**EXERCISE INPUTS:**
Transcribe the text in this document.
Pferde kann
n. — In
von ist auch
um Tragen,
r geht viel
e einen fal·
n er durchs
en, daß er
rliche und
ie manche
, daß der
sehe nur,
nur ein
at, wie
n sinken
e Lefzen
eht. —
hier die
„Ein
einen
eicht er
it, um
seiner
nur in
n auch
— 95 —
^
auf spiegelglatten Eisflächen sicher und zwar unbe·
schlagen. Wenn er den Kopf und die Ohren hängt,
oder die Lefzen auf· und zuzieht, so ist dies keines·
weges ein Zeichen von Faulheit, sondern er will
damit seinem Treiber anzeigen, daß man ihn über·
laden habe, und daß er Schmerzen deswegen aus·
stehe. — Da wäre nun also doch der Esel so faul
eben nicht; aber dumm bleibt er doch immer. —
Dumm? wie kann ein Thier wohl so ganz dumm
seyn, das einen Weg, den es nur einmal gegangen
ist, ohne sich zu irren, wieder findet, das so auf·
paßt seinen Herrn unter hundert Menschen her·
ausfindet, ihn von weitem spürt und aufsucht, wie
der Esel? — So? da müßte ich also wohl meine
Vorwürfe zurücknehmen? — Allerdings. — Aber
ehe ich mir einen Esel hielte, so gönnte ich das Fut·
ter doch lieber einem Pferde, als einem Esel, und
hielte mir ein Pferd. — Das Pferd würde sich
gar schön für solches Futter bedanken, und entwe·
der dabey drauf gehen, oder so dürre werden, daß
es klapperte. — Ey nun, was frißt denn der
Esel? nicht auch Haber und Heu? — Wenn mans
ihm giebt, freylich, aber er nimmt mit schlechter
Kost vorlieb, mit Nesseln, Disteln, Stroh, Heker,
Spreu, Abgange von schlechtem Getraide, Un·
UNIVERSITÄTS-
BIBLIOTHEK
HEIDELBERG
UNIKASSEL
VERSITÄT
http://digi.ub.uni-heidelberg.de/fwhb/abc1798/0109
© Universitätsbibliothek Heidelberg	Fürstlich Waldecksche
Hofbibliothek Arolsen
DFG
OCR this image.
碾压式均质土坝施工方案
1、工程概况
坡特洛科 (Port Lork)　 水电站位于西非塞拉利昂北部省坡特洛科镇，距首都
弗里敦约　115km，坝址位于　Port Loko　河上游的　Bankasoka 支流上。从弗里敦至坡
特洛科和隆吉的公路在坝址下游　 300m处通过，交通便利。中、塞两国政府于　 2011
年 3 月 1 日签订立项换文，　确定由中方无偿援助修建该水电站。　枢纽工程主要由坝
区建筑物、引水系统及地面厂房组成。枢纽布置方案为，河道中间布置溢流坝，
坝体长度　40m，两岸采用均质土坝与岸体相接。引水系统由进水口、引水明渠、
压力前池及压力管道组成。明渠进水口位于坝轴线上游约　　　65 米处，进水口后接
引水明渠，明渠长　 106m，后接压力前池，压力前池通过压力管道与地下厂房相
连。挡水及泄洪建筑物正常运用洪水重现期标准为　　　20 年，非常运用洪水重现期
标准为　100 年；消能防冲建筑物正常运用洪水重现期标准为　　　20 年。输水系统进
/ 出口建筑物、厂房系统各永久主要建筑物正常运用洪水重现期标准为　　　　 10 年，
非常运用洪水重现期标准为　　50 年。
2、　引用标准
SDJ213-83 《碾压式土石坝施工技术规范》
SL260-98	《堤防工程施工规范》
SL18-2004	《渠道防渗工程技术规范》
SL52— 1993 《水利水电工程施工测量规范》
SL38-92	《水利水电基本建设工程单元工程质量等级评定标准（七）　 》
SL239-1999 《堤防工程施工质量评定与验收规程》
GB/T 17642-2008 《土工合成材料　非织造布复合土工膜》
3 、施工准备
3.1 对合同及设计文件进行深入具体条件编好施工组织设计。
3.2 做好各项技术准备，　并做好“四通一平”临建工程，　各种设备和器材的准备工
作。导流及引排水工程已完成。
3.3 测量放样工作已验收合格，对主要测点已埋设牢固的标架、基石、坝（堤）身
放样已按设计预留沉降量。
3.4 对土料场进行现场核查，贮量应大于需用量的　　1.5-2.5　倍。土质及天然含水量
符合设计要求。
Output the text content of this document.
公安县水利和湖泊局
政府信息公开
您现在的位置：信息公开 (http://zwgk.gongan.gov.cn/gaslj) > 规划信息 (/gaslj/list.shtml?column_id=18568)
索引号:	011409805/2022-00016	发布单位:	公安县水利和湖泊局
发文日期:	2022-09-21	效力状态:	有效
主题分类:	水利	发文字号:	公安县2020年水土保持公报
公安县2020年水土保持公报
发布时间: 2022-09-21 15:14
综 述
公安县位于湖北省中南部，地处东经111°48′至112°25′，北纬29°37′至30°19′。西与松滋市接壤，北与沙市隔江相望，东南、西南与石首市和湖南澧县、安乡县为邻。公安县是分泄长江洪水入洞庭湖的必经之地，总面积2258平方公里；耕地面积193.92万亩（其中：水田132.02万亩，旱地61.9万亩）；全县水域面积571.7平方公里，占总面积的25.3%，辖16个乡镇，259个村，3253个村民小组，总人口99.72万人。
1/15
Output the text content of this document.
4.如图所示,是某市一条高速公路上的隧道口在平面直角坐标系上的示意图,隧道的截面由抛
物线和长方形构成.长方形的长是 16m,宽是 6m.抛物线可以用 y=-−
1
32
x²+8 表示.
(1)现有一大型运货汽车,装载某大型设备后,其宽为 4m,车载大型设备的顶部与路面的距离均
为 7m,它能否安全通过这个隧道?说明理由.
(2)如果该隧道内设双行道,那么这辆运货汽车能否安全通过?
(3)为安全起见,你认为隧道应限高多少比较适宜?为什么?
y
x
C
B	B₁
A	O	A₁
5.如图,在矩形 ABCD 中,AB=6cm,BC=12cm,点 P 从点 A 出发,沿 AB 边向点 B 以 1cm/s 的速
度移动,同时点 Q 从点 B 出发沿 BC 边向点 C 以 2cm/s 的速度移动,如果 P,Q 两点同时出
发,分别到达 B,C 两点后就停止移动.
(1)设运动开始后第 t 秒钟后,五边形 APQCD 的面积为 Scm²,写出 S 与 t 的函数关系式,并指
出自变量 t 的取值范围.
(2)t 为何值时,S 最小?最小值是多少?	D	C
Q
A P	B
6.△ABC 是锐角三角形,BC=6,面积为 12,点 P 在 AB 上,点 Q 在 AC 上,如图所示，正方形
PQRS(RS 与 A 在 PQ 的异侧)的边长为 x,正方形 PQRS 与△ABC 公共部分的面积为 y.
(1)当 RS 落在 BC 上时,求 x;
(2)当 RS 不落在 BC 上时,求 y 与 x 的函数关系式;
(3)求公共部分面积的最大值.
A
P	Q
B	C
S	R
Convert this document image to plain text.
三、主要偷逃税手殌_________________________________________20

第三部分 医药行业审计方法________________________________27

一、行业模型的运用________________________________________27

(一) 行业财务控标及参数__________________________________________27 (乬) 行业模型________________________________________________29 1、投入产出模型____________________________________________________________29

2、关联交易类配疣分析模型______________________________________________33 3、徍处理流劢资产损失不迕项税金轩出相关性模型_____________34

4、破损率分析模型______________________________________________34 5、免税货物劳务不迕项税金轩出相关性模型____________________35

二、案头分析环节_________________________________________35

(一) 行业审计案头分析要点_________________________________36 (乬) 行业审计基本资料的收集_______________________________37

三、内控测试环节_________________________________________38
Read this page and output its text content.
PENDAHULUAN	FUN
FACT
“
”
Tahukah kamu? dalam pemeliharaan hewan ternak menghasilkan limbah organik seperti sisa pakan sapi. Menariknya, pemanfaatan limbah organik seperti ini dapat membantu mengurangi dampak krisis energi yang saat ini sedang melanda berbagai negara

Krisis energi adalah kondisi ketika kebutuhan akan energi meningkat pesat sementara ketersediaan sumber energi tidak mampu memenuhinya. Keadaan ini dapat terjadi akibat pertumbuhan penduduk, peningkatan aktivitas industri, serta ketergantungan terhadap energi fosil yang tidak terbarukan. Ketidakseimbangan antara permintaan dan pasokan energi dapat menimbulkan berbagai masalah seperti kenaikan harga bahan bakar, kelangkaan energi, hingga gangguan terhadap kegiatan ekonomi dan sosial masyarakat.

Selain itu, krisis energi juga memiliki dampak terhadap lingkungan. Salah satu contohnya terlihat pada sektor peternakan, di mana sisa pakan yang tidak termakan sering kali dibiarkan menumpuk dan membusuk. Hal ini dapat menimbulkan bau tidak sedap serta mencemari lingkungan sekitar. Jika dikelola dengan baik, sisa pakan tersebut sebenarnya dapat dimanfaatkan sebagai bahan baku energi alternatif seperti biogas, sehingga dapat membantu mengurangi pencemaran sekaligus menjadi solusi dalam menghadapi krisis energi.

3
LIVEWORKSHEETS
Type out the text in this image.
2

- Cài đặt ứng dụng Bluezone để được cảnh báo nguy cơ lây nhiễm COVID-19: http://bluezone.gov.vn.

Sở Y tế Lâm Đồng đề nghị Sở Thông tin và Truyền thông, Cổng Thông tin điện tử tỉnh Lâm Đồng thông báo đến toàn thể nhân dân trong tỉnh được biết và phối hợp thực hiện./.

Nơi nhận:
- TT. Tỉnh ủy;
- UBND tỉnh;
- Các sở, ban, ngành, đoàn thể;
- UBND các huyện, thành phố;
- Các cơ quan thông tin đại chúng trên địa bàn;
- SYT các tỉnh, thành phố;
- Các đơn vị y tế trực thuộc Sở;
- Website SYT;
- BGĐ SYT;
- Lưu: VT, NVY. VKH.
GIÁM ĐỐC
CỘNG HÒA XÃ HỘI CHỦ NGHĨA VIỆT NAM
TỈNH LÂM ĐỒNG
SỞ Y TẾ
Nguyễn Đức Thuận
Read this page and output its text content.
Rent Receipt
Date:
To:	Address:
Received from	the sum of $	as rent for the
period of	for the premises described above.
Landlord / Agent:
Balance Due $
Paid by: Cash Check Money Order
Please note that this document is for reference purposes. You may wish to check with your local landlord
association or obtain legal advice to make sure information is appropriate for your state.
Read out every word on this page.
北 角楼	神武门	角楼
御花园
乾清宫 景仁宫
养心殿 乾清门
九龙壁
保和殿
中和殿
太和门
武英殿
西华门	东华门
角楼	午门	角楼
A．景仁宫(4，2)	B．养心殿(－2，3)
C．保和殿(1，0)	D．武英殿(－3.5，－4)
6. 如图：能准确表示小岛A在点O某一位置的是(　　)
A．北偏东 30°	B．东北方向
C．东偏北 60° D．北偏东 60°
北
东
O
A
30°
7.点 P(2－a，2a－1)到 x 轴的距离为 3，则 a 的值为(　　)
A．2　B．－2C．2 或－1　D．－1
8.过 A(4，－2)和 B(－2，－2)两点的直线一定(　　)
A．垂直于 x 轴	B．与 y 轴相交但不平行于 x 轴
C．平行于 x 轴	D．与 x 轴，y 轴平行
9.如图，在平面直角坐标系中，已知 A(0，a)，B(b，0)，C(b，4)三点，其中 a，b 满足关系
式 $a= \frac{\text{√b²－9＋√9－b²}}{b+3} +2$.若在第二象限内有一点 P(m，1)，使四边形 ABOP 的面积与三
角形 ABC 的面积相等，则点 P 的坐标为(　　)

**OBJECTIVE:** Of all the lines in the listing above, how many contain the word "Wenn"? Answer with the number alone.

**FINAL RESULT:** 2